Problem to solve = Look through the material below for "Attendance". Copy every line that contains it.

— Start of Record set —

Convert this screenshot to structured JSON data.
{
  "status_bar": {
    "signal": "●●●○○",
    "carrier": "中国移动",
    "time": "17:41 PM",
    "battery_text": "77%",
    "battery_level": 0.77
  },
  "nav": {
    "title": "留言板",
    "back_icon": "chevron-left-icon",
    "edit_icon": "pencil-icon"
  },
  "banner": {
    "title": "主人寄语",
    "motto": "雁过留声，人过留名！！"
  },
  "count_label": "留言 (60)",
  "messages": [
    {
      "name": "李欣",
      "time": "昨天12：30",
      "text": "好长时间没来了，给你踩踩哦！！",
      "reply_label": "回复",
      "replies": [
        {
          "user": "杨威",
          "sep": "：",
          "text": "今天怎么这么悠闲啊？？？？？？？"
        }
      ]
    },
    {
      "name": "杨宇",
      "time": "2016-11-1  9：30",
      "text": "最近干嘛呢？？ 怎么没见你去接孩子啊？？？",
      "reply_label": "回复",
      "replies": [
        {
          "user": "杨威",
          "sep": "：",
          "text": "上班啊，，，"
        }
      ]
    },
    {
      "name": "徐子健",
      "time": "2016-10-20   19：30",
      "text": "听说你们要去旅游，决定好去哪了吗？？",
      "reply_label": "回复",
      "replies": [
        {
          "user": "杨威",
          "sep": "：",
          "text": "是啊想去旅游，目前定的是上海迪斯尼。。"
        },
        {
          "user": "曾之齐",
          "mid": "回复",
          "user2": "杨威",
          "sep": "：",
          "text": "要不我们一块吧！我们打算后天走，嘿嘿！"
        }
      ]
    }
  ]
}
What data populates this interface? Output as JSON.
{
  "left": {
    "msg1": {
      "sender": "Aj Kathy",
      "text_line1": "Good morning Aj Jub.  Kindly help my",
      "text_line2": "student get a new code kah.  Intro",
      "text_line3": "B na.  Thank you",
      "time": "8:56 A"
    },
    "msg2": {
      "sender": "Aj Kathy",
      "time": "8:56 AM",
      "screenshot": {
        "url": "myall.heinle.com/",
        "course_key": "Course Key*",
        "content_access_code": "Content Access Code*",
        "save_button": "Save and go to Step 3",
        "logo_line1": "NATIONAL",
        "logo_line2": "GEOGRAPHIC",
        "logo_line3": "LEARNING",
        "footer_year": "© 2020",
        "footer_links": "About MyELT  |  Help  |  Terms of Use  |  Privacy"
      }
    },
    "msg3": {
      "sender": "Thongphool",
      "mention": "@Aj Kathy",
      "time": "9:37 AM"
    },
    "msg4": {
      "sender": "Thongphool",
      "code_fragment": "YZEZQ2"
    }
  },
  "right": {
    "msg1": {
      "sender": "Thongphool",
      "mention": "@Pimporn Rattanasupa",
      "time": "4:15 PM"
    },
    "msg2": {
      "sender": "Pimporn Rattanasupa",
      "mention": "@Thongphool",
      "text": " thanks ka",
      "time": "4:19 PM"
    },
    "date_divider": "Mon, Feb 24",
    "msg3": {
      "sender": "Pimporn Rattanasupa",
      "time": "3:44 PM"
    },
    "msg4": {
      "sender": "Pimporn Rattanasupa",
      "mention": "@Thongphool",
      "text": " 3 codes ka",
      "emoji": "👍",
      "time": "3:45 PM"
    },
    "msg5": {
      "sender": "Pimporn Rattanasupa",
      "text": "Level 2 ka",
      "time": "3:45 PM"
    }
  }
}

— End of Record set —
— Start of Record set —

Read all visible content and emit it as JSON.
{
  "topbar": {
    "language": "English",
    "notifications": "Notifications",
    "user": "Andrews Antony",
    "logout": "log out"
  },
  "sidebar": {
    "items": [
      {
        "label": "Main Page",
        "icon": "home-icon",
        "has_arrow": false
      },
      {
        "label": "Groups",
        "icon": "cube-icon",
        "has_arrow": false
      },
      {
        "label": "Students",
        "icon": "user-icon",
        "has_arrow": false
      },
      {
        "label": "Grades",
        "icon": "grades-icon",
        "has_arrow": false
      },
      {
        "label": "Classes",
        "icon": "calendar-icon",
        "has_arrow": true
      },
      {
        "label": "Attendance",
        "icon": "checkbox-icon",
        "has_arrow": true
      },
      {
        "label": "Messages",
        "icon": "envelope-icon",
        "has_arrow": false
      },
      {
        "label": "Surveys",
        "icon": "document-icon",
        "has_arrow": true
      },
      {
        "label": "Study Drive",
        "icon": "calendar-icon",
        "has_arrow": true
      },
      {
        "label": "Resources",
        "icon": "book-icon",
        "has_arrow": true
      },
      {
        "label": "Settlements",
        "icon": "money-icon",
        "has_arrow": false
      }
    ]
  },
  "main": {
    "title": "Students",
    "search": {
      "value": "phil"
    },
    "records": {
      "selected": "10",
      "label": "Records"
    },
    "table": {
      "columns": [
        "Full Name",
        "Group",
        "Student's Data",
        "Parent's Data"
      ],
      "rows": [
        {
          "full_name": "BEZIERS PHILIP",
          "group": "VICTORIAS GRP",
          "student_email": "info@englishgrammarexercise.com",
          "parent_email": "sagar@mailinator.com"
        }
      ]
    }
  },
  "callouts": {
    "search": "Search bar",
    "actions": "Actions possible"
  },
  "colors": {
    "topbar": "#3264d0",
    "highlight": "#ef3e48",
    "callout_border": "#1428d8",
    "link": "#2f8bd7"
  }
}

— End of Record set —
— Start of Record set —

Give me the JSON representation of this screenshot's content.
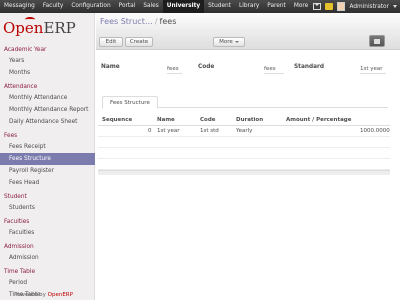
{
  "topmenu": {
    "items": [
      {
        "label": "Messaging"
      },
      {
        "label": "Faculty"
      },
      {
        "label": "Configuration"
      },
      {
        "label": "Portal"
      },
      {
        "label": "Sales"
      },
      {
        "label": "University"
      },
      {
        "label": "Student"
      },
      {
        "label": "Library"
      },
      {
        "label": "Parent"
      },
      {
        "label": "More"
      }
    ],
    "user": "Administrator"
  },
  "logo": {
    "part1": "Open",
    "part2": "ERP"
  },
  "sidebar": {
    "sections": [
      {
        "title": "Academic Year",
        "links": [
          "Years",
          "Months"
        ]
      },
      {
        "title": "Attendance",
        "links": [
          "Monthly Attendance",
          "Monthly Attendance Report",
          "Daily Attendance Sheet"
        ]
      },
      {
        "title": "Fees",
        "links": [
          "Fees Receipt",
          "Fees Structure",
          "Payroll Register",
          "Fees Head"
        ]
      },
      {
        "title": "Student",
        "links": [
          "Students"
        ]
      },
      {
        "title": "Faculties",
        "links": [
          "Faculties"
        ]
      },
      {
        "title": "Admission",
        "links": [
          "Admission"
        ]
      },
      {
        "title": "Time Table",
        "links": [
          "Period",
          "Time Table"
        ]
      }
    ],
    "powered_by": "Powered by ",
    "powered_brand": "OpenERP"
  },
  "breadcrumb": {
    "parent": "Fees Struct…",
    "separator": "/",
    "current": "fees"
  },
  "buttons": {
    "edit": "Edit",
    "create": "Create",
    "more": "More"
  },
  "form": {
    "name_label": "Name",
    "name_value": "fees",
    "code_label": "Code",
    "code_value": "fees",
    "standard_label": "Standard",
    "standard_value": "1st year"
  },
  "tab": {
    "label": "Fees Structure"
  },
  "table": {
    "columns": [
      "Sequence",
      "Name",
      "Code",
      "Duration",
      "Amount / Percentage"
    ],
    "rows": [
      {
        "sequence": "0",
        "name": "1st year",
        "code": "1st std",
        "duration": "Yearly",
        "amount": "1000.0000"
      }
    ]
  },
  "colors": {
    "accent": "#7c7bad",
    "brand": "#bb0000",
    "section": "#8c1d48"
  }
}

— End of Record set —

Output =
        "label": "Attendance",
        "title": "Attendance",
          "Monthly Attendance",
          "Monthly Attendance Report",
          "Daily Attendance Sheet"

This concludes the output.